(Extracted data entries)

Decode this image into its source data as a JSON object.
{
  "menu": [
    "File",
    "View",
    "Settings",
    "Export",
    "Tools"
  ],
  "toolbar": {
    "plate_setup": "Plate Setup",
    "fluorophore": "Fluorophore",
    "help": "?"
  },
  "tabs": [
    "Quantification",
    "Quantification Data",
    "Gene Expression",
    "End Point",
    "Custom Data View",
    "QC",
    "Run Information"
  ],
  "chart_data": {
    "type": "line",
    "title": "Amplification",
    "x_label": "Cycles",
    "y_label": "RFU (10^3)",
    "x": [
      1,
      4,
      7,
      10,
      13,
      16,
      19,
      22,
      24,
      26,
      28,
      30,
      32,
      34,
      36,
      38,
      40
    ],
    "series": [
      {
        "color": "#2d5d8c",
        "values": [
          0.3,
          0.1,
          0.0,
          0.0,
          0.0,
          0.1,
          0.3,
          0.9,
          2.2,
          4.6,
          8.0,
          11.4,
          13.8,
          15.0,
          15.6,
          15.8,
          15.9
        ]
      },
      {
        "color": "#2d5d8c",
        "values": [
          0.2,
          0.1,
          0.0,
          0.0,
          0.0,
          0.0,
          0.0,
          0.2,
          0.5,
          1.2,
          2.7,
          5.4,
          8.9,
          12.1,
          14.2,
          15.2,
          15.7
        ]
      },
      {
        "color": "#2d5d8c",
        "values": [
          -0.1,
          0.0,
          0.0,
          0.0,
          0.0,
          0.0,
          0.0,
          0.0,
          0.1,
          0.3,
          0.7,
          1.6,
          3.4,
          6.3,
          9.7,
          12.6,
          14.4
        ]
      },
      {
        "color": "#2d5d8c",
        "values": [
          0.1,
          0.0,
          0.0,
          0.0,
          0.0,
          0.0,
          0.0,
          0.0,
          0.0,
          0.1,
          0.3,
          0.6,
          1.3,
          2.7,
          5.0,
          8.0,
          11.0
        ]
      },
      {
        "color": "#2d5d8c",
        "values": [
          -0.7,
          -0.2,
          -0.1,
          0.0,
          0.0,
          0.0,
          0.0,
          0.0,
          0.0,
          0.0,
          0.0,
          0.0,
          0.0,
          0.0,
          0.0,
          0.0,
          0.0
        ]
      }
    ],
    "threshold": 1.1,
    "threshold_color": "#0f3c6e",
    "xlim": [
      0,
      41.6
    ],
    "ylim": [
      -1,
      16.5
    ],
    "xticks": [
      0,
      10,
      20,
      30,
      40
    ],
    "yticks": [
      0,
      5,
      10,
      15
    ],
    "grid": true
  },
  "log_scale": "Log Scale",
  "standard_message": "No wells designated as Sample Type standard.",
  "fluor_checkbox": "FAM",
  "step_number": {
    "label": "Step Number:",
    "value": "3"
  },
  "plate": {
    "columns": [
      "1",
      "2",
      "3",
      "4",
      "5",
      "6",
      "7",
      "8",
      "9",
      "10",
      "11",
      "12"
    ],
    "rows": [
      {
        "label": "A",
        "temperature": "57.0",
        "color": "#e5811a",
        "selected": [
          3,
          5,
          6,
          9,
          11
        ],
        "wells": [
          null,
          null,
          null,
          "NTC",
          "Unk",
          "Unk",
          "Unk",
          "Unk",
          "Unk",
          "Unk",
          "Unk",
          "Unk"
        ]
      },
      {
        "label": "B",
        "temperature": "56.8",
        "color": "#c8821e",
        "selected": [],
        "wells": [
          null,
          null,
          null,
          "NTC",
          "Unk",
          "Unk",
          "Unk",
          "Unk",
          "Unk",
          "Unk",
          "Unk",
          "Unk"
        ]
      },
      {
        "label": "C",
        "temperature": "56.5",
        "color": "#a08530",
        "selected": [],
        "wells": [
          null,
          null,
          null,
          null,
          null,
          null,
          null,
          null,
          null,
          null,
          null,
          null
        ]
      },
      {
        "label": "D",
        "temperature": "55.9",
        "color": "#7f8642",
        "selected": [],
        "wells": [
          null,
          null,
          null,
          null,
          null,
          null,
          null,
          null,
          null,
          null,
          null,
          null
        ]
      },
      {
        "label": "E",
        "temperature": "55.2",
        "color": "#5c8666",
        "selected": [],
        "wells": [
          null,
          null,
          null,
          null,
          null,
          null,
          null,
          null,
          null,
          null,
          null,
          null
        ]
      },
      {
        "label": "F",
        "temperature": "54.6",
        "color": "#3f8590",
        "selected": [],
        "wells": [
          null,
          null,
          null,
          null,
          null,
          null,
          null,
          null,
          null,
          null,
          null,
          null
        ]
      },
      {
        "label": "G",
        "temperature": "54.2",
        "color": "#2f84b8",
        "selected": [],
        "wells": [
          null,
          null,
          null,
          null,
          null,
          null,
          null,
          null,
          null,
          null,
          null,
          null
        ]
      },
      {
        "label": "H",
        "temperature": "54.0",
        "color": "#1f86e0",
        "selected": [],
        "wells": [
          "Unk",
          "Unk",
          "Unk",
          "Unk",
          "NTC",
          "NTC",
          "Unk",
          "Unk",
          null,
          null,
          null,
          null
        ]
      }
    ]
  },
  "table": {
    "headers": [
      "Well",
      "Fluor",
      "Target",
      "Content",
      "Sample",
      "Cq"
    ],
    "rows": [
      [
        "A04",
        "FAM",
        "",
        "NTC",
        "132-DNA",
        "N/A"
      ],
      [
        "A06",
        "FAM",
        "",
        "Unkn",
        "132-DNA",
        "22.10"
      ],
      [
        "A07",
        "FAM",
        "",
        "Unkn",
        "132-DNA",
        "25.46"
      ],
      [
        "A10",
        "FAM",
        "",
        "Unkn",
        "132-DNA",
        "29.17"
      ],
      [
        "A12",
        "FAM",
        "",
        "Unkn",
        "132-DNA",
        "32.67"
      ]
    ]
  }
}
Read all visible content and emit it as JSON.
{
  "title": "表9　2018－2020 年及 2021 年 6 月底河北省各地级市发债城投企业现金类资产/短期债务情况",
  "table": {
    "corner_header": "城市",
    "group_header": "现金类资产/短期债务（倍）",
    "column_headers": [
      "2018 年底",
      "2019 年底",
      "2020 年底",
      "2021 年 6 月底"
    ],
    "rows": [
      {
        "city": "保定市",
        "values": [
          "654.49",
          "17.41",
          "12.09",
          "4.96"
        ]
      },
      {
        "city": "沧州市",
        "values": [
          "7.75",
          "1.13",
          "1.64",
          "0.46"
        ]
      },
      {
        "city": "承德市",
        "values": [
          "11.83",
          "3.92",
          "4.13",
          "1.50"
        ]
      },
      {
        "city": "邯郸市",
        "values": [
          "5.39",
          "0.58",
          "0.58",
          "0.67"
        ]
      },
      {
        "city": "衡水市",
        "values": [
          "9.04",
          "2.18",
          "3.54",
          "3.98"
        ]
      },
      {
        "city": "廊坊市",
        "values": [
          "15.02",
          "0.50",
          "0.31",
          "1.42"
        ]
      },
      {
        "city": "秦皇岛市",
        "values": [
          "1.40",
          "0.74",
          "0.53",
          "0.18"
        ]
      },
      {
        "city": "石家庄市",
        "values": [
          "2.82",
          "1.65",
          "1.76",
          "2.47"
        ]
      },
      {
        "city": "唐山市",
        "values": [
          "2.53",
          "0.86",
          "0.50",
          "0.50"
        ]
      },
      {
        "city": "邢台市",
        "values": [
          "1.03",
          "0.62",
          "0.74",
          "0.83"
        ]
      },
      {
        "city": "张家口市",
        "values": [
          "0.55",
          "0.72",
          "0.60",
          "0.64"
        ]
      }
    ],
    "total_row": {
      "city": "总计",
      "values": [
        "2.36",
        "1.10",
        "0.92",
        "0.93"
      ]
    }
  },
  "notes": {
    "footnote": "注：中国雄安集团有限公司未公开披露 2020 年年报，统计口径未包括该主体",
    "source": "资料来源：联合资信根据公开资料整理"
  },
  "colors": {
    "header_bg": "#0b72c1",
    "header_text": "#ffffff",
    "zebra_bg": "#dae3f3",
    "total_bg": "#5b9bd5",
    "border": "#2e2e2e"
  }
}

- Short exercise -
Show all lines from the data above in which the word "title" appears.

- Exercise result -
    "title": "Amplification",
  "title": "表9　2018－2020 年及 2021 年 6 月底河北省各地级市发债城投企业现金类资产/短期债务情况",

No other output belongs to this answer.